Prompt: Give the number of lines in the records below that include "должны", and nothing more.

════════════════

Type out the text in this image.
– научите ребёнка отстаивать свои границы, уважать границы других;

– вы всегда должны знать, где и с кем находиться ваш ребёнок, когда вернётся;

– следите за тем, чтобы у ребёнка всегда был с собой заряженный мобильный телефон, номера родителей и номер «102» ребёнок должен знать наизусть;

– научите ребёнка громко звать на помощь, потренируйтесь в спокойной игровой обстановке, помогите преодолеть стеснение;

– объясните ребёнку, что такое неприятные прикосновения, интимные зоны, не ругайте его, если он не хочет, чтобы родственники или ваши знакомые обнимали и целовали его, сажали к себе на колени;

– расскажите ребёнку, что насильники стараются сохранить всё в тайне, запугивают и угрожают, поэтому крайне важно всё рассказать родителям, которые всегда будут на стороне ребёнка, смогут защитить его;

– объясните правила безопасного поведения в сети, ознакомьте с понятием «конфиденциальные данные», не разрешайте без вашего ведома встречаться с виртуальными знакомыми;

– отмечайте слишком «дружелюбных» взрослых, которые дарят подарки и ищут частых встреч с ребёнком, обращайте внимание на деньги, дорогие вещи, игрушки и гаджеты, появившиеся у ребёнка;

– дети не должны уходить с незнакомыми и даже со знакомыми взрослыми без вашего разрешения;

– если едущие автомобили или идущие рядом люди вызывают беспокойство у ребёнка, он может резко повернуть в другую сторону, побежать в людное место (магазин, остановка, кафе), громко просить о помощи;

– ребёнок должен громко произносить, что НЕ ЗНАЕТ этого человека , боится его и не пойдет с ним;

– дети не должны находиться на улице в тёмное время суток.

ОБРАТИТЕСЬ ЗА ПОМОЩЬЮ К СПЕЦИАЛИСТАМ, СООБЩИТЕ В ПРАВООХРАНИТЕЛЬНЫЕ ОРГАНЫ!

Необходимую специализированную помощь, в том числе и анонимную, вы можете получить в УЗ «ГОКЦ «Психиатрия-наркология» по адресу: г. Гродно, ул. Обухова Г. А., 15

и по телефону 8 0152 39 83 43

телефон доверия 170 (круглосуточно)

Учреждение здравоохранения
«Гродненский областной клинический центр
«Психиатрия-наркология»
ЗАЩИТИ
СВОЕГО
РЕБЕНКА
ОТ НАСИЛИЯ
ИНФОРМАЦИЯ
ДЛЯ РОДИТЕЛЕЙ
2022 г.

════════════════

Task solution: 3